## STATED EXERCISE
Show every line below where "watermark" can be found.
— start SOURCE RECORDS —
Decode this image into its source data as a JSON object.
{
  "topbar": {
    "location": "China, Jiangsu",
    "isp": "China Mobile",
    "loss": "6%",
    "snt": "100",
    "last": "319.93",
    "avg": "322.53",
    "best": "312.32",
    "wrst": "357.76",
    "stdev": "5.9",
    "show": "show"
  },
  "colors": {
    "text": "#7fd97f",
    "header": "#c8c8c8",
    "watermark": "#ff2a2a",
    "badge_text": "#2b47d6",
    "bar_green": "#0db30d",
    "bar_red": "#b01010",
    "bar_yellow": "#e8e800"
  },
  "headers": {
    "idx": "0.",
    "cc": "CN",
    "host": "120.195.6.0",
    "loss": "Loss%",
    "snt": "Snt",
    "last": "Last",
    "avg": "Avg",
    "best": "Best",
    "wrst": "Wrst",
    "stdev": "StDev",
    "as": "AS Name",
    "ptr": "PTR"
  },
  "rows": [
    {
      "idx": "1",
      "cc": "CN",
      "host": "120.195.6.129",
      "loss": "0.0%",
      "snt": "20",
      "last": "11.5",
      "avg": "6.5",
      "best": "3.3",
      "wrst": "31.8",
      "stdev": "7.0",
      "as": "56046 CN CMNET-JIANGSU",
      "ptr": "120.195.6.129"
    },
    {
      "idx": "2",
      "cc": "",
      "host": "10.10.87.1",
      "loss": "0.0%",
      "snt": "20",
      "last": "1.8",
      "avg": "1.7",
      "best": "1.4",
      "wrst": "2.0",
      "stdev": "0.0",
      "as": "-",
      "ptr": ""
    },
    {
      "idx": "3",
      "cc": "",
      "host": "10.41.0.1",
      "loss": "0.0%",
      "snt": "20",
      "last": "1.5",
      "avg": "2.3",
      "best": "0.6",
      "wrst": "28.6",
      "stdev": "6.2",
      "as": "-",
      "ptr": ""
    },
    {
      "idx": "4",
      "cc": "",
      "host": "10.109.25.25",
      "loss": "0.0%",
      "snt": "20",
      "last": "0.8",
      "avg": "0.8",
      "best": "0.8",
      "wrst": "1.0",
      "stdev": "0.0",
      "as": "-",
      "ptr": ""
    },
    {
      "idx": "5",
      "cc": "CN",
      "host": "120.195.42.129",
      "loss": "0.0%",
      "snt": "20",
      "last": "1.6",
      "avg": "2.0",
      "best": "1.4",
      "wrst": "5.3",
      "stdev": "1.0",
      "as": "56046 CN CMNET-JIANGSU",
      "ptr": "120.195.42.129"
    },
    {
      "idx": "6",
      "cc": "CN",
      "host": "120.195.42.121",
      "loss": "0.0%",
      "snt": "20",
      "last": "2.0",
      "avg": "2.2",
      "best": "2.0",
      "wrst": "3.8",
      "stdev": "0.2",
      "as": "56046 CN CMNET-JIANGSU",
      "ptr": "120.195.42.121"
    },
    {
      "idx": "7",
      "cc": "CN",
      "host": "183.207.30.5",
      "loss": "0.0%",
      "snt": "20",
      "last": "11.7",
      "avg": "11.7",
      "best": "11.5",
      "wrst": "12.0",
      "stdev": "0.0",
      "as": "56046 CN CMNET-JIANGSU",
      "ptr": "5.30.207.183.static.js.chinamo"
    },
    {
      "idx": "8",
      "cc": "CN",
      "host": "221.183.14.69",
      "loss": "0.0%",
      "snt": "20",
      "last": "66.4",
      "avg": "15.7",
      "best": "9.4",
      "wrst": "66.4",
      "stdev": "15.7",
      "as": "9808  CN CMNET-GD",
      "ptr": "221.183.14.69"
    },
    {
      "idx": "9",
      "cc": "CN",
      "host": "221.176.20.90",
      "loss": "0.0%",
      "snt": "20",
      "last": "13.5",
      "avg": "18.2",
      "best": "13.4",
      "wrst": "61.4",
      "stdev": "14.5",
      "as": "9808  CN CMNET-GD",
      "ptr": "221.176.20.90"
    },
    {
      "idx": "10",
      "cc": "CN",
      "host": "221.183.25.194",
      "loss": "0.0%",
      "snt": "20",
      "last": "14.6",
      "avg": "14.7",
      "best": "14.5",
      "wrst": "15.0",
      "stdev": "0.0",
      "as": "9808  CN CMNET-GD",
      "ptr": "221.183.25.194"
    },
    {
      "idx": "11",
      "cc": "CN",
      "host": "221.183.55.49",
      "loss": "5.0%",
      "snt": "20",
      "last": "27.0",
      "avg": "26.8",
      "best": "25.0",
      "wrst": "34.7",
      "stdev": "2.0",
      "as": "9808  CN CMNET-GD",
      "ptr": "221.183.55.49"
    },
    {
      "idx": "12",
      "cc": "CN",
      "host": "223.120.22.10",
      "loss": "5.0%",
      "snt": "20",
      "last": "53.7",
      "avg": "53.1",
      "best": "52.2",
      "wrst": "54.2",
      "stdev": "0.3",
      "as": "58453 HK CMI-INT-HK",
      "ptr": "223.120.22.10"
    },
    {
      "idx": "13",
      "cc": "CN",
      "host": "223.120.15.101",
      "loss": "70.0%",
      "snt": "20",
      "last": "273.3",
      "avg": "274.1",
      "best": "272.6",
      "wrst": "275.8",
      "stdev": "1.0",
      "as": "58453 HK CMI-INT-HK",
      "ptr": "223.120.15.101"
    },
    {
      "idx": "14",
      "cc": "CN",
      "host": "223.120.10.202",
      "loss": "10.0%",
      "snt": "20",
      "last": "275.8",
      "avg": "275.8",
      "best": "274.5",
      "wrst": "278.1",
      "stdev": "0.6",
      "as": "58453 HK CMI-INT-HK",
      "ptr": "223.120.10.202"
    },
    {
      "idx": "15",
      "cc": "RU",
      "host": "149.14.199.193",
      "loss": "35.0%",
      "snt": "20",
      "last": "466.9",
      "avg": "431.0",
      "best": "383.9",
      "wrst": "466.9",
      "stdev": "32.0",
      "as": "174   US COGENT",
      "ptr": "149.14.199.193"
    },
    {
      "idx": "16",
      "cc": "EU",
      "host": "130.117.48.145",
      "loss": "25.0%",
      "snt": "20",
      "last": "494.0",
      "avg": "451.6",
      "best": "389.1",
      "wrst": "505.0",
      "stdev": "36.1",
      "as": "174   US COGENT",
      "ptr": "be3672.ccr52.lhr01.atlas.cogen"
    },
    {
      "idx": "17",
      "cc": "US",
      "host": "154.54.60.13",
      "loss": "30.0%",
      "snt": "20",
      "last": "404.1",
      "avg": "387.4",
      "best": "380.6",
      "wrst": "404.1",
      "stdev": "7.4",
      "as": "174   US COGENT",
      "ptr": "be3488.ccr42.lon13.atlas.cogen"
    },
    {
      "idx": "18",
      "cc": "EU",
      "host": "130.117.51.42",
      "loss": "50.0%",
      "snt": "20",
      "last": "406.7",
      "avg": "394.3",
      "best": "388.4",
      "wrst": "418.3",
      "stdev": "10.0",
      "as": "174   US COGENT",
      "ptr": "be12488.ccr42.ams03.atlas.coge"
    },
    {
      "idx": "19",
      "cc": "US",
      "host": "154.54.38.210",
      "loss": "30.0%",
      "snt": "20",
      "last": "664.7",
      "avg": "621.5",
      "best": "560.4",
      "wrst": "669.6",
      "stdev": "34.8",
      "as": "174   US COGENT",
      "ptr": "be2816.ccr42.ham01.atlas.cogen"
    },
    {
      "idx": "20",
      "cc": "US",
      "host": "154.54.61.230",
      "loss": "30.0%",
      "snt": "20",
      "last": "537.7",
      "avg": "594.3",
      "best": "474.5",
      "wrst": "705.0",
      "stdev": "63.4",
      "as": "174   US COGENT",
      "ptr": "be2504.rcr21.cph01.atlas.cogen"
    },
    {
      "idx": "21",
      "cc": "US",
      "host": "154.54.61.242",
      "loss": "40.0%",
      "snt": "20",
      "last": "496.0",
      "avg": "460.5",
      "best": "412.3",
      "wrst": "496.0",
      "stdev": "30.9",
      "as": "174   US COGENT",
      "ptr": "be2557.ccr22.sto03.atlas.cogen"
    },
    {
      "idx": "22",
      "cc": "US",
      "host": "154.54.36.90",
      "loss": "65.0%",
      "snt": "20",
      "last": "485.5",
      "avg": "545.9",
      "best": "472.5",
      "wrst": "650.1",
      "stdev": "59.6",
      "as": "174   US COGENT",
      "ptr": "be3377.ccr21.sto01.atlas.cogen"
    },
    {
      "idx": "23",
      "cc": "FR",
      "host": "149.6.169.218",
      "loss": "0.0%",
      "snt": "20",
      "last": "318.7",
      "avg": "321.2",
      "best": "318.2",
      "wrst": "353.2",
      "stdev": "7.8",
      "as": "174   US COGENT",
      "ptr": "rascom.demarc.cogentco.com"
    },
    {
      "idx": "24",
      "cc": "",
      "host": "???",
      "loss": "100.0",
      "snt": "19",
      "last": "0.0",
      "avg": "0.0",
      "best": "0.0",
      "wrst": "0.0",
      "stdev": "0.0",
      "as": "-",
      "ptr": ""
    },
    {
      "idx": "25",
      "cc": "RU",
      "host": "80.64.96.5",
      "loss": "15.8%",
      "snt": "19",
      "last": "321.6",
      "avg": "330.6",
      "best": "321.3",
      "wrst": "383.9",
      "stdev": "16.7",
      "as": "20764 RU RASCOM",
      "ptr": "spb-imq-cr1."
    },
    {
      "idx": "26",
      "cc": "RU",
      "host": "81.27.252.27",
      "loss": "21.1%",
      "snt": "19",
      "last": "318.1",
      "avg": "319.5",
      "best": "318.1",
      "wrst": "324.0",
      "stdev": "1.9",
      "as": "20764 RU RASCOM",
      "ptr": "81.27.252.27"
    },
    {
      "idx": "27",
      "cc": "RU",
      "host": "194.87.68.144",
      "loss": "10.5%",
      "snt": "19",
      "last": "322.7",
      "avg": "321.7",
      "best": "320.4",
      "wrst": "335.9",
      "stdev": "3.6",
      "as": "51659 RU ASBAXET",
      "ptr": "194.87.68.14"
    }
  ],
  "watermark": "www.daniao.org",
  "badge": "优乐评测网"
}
— end SOURCE RECORDS —
## FINISHED ANSWER
    "watermark": "#ff2a2a",
  "watermark": "www.daniao.org",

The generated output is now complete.